Using the data below, copy every line that contains the word "Bottom".

* * * *

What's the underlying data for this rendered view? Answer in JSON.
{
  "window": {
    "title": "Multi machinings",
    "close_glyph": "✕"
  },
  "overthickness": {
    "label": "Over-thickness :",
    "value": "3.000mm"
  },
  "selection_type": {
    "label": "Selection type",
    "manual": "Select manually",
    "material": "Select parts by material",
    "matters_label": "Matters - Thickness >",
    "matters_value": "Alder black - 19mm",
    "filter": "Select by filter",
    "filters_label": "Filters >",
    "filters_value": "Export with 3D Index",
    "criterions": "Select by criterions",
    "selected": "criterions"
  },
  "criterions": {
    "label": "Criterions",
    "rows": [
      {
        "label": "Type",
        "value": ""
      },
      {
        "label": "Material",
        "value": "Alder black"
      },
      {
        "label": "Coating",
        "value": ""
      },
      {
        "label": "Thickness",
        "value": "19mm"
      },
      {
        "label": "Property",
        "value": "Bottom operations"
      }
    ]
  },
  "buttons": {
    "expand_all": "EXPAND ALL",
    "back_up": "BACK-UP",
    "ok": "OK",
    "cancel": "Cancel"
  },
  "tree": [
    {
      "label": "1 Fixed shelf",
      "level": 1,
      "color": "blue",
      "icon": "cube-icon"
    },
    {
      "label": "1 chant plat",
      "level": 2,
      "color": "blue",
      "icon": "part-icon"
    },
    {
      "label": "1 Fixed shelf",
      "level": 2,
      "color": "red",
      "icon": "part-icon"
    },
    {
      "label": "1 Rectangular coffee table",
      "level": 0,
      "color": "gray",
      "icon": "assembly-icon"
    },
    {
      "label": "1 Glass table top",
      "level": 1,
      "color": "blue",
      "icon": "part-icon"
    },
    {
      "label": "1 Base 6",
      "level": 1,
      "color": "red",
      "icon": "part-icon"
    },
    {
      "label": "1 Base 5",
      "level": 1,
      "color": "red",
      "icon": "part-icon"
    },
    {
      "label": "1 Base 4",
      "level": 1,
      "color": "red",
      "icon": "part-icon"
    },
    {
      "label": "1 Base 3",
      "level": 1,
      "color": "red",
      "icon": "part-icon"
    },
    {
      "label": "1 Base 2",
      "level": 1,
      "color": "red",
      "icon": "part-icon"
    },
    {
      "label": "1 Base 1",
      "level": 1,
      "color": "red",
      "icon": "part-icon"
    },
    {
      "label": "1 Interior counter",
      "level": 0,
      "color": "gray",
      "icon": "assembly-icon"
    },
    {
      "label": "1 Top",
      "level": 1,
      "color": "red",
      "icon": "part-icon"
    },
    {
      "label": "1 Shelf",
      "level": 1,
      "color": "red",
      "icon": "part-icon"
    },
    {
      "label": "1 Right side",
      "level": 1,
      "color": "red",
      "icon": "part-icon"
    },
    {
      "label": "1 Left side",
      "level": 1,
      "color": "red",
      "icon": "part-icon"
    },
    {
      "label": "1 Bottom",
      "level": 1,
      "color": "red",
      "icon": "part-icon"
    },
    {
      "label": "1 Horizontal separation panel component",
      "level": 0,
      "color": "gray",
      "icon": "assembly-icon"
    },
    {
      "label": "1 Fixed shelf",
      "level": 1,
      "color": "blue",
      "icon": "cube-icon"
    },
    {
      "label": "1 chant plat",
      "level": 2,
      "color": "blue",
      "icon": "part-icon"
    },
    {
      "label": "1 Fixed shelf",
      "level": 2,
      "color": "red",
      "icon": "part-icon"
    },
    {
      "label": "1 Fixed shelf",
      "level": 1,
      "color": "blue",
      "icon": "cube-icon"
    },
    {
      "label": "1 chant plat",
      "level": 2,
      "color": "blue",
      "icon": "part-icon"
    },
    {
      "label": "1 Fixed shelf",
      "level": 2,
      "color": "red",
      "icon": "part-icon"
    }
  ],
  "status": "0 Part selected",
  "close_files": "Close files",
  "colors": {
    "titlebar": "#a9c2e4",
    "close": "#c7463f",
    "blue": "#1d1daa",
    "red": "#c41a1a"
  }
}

* * * *

**Expected answer:**
        "value": "Bottom operations"
      "label": "1 Bottom",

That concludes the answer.